_Stated exercise a_. Copy the passage on down payments word for word, from "Most estimates suggest" to "US college degrees.".

_Text shown_.
** begin **

The Millennial generation is the biggest in U.S. history. It’s also the generation with the most debt. As a result, many young interested home-buyers can’t even afford their down payment.

If you’re in this bracket, you don’t have to worry about this any longer. You just need a source that you can trust.

Don’t wait for your dreams to pass you by. If you’re interested, keep reading for the knowledge you need to make an efficient house down payment.

Down payments can be one of the most daunting and confusing parts of buying a home. So, how much do you really need? What low down payment options may be available?

A Fair House Down Payment in SeattleGraph of changes in home prices in Seattle within 3 years

Most estimates suggest that an average down payment of 20% will get you the house that you want. For context, if the house you’re intending to buy has a purchase price of $700,000, then you’d have to put $140,000 down. In 2023, the median home sold price was $826,000, which means that a downpayment of $165,200 is needed to fulfill the 20% average.

For most people, especially younger people looking to buy a home, that amount of money is the cost of two US college degrees.

** end **

_Stated exercise b_. How many lines of the records below contain the string "slip"? Reply with the number alone.

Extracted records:
** begin **

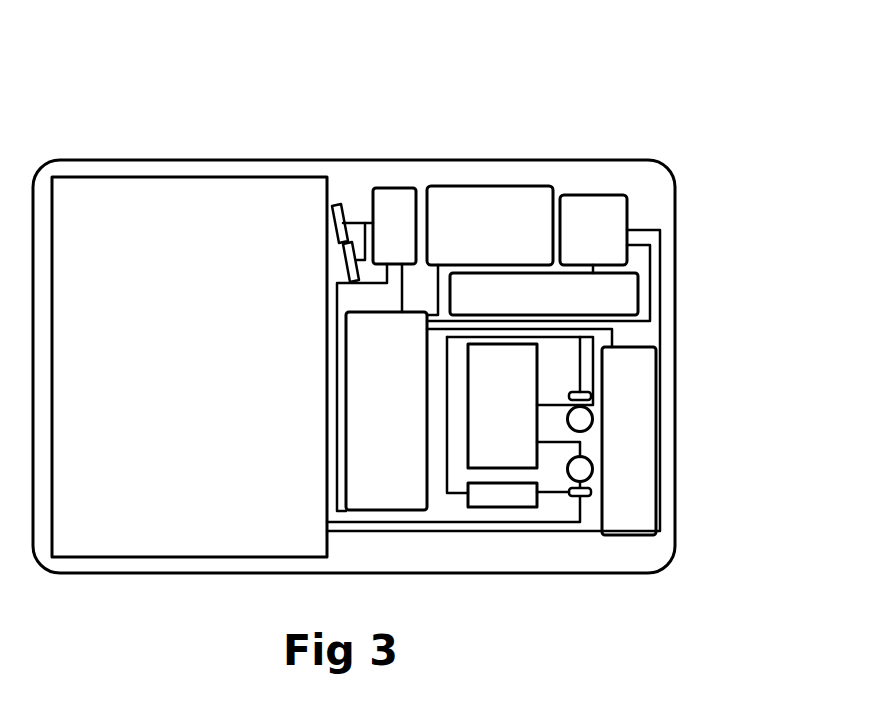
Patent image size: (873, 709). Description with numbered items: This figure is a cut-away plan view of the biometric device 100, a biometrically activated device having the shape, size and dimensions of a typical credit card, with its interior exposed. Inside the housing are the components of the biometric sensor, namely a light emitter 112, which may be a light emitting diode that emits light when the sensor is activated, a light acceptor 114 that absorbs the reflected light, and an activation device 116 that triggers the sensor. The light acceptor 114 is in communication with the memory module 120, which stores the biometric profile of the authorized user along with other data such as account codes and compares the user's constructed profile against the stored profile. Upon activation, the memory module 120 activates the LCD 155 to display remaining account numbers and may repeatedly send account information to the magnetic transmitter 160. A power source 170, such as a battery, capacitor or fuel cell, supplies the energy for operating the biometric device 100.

The biometric device 100 is at (340, 160).
The light emitter 112 is at (595, 420).
The light acceptor 114 is at (595, 470).
The activation device 116 is at (567, 396).
The memory module 120 is at (492, 200).
The liquid crystal display (LCD) 155 is at (640, 290).
The magnetic transmitter 160 is at (345, 213).
The power source 170 is at (147, 200).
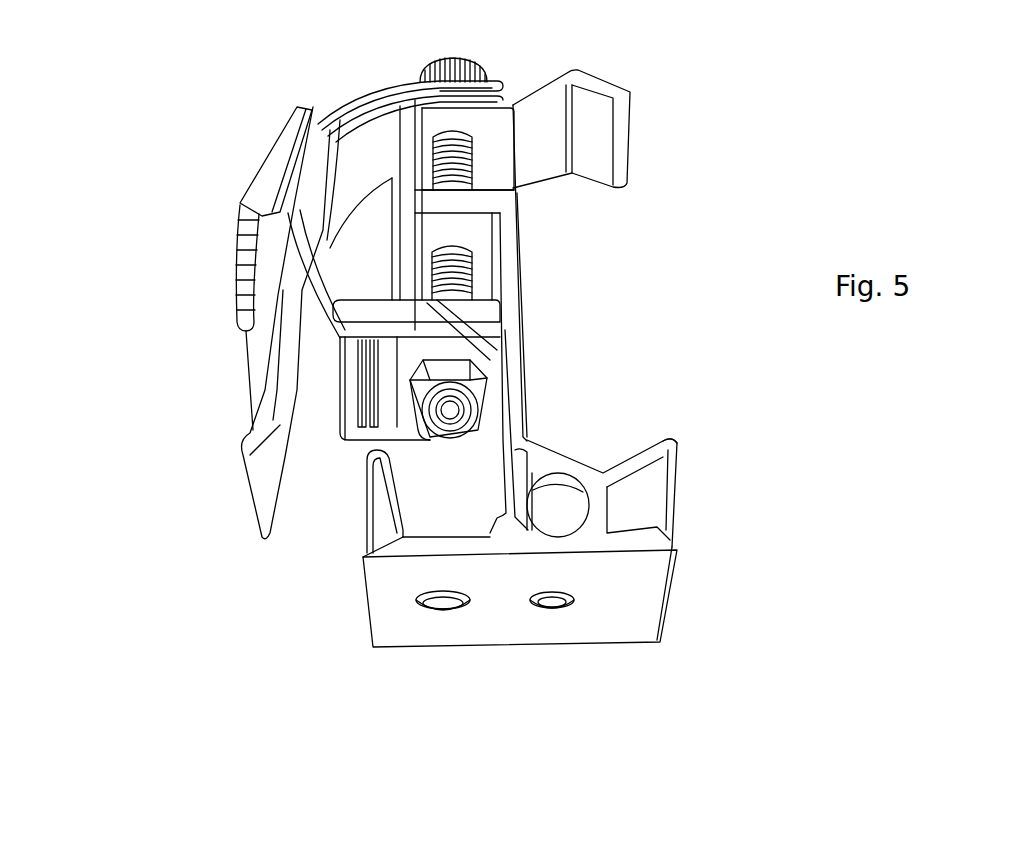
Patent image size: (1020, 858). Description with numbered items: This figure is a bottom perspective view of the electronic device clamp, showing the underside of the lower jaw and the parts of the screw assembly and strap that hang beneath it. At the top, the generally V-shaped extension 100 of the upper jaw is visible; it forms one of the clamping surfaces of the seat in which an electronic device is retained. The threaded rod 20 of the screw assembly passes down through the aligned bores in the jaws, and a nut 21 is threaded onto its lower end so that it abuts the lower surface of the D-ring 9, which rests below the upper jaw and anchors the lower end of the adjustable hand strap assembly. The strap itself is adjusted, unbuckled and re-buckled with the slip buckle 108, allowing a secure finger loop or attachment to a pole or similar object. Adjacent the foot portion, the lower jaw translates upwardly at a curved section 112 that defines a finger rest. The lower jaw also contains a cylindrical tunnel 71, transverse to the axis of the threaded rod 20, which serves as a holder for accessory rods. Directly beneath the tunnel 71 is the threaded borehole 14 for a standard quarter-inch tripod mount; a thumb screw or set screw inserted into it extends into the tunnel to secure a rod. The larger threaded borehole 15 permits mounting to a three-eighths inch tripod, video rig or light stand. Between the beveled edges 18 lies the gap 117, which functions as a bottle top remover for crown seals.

The V-shaped extension 100 is at (585, 157).
The slip buckle 108 is at (240, 203).
The D-ring 9 is at (370, 317).
The threaded rod 20 is at (468, 272).
The nut 21 is at (483, 384).
The beveled edges 18 is at (670, 440).
The cylindrical tunnel 71 is at (562, 502).
The gap 117 is at (695, 522).
The curved section 112 is at (380, 503).
The threaded borehole 15 is at (452, 640).
The threaded borehole 14 is at (551, 640).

** end **

_Result a_.
Most estimates suggest that an average down payment of 20% will get you the house that you want. For context, if the house you’re intending to buy has a purchase price of $700,000, then you’d have to put $140,000 down. In 2023, the median home sold price was $826,000, which means that a downpayment of $165,200 is needed to fulfill the 20% average.

For most people, especially younger people looking to buy a home, that amount of money is the cost of two US college degrees.

_Result b_. 2